_TASK TO CARRY OUT_: Show every line where "ylabel" occurs.

[Figure data in JSON]
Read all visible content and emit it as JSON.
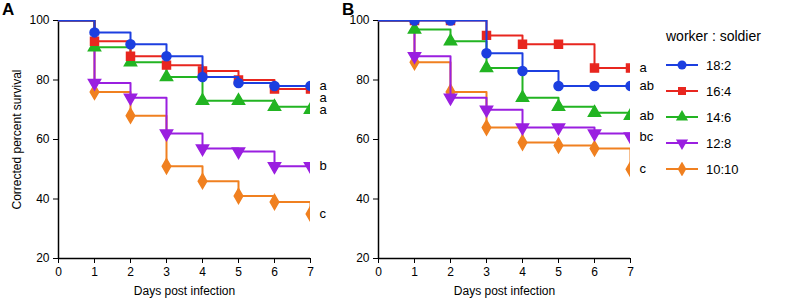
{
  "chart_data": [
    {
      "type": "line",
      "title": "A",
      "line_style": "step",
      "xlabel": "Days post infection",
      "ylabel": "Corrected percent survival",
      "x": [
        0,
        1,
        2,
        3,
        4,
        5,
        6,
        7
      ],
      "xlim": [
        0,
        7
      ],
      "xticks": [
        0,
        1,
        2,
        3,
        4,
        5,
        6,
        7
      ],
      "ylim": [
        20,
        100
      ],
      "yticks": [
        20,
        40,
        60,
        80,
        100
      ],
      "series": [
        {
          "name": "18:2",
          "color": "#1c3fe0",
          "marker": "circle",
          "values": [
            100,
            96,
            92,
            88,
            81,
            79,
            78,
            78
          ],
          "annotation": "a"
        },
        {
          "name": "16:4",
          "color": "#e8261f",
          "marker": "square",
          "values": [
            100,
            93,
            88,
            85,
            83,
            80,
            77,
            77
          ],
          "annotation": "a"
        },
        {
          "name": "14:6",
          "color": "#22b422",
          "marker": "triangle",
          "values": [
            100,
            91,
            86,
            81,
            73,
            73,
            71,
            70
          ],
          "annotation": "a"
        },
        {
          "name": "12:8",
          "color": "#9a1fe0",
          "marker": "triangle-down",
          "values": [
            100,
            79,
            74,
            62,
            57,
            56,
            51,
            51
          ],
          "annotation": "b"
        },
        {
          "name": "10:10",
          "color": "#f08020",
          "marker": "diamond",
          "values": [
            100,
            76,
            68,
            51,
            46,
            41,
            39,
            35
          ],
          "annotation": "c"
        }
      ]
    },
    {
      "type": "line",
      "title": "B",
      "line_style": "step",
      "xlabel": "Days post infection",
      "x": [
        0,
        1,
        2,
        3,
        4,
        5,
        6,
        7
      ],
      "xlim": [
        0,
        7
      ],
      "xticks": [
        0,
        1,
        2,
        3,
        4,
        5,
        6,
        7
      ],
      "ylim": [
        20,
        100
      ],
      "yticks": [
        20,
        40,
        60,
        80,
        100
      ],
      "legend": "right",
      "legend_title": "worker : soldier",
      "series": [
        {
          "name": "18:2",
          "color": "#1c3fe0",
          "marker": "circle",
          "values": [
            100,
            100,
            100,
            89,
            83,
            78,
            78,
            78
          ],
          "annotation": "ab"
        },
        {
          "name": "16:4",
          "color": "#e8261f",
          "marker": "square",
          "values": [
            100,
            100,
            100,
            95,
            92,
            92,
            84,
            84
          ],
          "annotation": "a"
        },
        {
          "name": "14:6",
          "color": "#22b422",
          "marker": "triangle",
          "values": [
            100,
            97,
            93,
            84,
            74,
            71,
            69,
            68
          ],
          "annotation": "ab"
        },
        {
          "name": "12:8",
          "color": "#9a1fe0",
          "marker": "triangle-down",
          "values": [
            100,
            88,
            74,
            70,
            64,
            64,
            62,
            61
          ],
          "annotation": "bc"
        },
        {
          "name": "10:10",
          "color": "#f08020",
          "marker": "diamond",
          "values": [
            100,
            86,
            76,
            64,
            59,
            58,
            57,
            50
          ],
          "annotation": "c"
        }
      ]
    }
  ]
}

---

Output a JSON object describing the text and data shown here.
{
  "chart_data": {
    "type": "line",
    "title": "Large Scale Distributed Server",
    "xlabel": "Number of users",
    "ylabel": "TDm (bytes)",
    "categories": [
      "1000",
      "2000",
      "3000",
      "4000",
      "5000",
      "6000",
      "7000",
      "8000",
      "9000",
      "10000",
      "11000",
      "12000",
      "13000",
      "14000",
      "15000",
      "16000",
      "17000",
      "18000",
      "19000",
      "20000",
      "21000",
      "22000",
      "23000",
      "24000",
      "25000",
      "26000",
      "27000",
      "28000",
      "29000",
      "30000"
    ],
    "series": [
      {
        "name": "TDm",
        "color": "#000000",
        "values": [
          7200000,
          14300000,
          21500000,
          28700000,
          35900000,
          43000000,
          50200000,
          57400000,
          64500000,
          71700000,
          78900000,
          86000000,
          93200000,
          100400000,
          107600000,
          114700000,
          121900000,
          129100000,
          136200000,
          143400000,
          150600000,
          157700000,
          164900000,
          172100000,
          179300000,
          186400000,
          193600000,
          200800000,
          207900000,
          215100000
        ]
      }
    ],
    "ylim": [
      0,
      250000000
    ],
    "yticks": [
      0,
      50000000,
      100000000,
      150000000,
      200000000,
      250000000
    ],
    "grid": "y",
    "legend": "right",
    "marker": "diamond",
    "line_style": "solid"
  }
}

_TASK SOLUTION_:
      "ylabel": "Corrected percent survival",
    "ylabel": "TDm (bytes)",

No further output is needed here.